>>>>>
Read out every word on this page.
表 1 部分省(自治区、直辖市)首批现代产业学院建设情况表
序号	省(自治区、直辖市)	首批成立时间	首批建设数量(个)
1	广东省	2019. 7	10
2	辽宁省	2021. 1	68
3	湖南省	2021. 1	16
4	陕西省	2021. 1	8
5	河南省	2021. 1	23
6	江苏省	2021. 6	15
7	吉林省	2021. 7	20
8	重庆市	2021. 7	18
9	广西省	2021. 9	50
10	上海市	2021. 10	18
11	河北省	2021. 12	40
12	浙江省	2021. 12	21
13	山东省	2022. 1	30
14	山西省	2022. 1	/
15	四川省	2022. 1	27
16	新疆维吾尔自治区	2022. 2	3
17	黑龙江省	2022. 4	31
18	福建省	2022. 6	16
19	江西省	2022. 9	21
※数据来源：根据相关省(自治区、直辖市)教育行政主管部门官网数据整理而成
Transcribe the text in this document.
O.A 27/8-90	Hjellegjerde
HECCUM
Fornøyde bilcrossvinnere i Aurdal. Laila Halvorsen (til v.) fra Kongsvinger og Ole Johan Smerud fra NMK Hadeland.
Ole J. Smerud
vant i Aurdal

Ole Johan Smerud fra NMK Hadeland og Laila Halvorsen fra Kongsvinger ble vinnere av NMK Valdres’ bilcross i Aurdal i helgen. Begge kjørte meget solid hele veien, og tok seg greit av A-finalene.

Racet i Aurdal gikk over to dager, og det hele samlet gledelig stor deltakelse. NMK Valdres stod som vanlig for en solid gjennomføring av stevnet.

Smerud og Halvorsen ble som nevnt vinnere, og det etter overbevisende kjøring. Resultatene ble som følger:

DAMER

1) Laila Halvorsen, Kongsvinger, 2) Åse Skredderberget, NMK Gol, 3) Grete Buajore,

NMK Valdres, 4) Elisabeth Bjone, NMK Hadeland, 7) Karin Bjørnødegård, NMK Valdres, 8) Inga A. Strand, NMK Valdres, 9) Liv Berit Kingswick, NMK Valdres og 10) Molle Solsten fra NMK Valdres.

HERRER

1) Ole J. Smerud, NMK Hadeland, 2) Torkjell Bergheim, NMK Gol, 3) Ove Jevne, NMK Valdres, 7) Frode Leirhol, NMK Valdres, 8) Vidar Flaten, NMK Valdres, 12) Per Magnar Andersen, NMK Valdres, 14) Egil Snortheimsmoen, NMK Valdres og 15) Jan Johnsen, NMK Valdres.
<<<<<
*WHAT IS NEEDED*
Extract the entries above verbatim.

*RESPONSE TO THE EXERCISE*
Read out every word on this page.
表 1 部分省(自治区、直辖市)首批现代产业学院建设情况表
序号	省(自治区、直辖市)	首批成立时间	首批建设数量(个)
1	广东省	2019. 7	10
2	辽宁省	2021. 1	68
3	湖南省	2021. 1	16
4	陕西省	2021. 1	8
5	河南省	2021. 1	23
6	江苏省	2021. 6	15
7	吉林省	2021. 7	20
8	重庆市	2021. 7	18
9	广西省	2021. 9	50
10	上海市	2021. 10	18
11	河北省	2021. 12	40
12	浙江省	2021. 12	21
13	山东省	2022. 1	30
14	山西省	2022. 1	/
15	四川省	2022. 1	27
16	新疆维吾尔自治区	2022. 2	3
17	黑龙江省	2022. 4	31
18	福建省	2022. 6	16
19	江西省	2022. 9	21
※数据来源：根据相关省(自治区、直辖市)教育行政主管部门官网数据整理而成
Transcribe the text in this document.
O.A 27/8-90	Hjellegjerde
HECCUM
Fornøyde bilcrossvinnere i Aurdal. Laila Halvorsen (til v.) fra Kongsvinger og Ole Johan Smerud fra NMK Hadeland.
Ole J. Smerud
vant i Aurdal

Ole Johan Smerud fra NMK Hadeland og Laila Halvorsen fra Kongsvinger ble vinnere av NMK Valdres’ bilcross i Aurdal i helgen. Begge kjørte meget solid hele veien, og tok seg greit av A-finalene.

Racet i Aurdal gikk over to dager, og det hele samlet gledelig stor deltakelse. NMK Valdres stod som vanlig for en solid gjennomføring av stevnet.

Smerud og Halvorsen ble som nevnt vinnere, og det etter overbevisende kjøring. Resultatene ble som følger:

DAMER

1) Laila Halvorsen, Kongsvinger, 2) Åse Skredderberget, NMK Gol, 3) Grete Buajore,

NMK Valdres, 4) Elisabeth Bjone, NMK Hadeland, 7) Karin Bjørnødegård, NMK Valdres, 8) Inga A. Strand, NMK Valdres, 9) Liv Berit Kingswick, NMK Valdres og 10) Molle Solsten fra NMK Valdres.

HERRER

1) Ole J. Smerud, NMK Hadeland, 2) Torkjell Bergheim, NMK Gol, 3) Ove Jevne, NMK Valdres, 7) Frode Leirhol, NMK Valdres, 8) Vidar Flaten, NMK Valdres, 12) Per Magnar Andersen, NMK Valdres, 14) Egil Snortheimsmoen, NMK Valdres og 15) Jan Johnsen, NMK Valdres.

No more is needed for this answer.